** Start of Data **

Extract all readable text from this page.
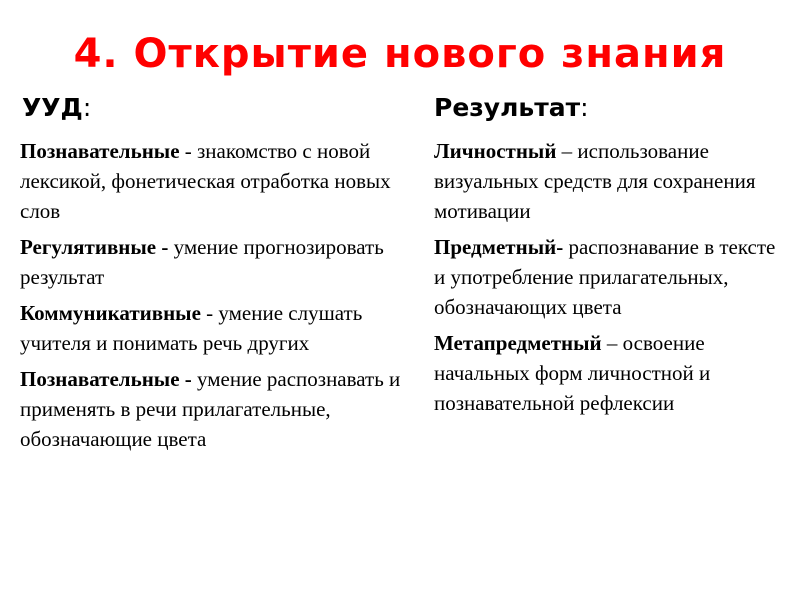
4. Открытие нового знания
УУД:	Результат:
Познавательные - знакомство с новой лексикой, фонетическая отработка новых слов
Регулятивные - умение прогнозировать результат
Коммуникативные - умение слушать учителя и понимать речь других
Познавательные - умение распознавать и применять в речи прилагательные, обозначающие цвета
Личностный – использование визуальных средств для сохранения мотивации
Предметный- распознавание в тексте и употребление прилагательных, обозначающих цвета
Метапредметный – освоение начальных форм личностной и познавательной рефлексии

** End of Data **

What to do: List every line above that holds the word "Познавательные".

Complete output:
Познавательные - знакомство с новой лексикой, фонетическая отработка новых слов
Познавательные - умение распознавать и применять в речи прилагательные, обозначающие цвета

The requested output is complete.